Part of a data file
################

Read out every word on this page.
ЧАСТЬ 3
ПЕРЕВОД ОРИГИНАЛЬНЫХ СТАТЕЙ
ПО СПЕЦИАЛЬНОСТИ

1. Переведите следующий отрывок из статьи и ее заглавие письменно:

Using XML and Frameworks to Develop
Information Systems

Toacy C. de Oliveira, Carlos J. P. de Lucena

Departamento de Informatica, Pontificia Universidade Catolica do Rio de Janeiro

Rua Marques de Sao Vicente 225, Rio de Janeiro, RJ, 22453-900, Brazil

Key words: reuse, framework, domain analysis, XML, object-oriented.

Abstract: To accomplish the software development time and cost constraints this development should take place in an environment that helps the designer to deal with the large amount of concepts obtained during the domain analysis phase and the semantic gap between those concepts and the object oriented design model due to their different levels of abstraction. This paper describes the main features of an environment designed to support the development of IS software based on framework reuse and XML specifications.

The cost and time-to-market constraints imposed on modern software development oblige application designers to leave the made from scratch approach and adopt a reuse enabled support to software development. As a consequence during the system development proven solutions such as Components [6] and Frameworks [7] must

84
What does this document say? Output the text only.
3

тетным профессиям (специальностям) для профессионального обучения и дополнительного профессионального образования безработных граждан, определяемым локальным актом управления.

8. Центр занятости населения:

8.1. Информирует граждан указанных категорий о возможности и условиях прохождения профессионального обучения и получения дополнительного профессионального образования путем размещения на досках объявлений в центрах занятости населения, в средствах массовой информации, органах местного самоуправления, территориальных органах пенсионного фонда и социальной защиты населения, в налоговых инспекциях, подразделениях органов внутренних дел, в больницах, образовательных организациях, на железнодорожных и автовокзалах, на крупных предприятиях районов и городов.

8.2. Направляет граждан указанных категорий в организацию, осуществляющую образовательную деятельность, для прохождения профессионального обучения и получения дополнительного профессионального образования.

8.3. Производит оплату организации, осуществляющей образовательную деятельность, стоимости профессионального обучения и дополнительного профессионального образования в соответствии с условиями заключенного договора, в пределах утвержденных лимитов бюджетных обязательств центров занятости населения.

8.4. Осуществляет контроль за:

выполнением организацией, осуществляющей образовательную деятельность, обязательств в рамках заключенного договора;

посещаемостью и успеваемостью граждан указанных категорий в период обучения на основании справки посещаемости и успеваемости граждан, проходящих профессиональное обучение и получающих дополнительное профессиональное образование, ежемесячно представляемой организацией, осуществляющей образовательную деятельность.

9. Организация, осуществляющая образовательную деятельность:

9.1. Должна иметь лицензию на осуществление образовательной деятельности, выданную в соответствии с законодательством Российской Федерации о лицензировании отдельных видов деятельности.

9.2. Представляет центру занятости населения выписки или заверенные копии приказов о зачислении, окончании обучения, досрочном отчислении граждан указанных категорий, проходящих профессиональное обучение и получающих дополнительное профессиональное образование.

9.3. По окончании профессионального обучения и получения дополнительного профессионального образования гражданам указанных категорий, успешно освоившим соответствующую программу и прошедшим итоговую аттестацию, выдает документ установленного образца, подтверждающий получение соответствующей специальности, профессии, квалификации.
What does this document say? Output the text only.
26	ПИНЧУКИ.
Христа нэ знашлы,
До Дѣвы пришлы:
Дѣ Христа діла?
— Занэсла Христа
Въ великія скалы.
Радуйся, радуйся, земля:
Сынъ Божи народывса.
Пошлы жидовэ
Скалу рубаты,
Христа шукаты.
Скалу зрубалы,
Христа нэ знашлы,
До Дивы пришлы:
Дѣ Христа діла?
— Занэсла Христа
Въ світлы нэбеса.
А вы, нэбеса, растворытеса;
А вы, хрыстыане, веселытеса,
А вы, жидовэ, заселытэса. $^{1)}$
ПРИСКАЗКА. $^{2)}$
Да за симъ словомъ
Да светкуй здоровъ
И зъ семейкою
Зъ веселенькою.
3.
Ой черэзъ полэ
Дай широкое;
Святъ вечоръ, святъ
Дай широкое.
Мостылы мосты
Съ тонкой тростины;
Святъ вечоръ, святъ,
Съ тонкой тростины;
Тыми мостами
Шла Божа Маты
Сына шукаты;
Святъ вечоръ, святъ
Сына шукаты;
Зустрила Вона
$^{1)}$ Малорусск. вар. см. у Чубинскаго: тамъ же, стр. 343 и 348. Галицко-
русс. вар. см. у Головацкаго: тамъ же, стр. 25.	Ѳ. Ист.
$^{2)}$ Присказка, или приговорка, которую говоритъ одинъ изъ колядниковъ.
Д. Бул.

################

▸ PROMPT
Search the entries for the word "тамъ", then list each line that holds it.

▸ SOLUTION TO THIS PROBLEM
$^{1)}$ Малорусск. вар. см. у Чубинскаго: тамъ же, стр. 343 и 348. Галицко-
русс. вар. см. у Головацкаго: тамъ же, стр. 25.	Ѳ. Ист.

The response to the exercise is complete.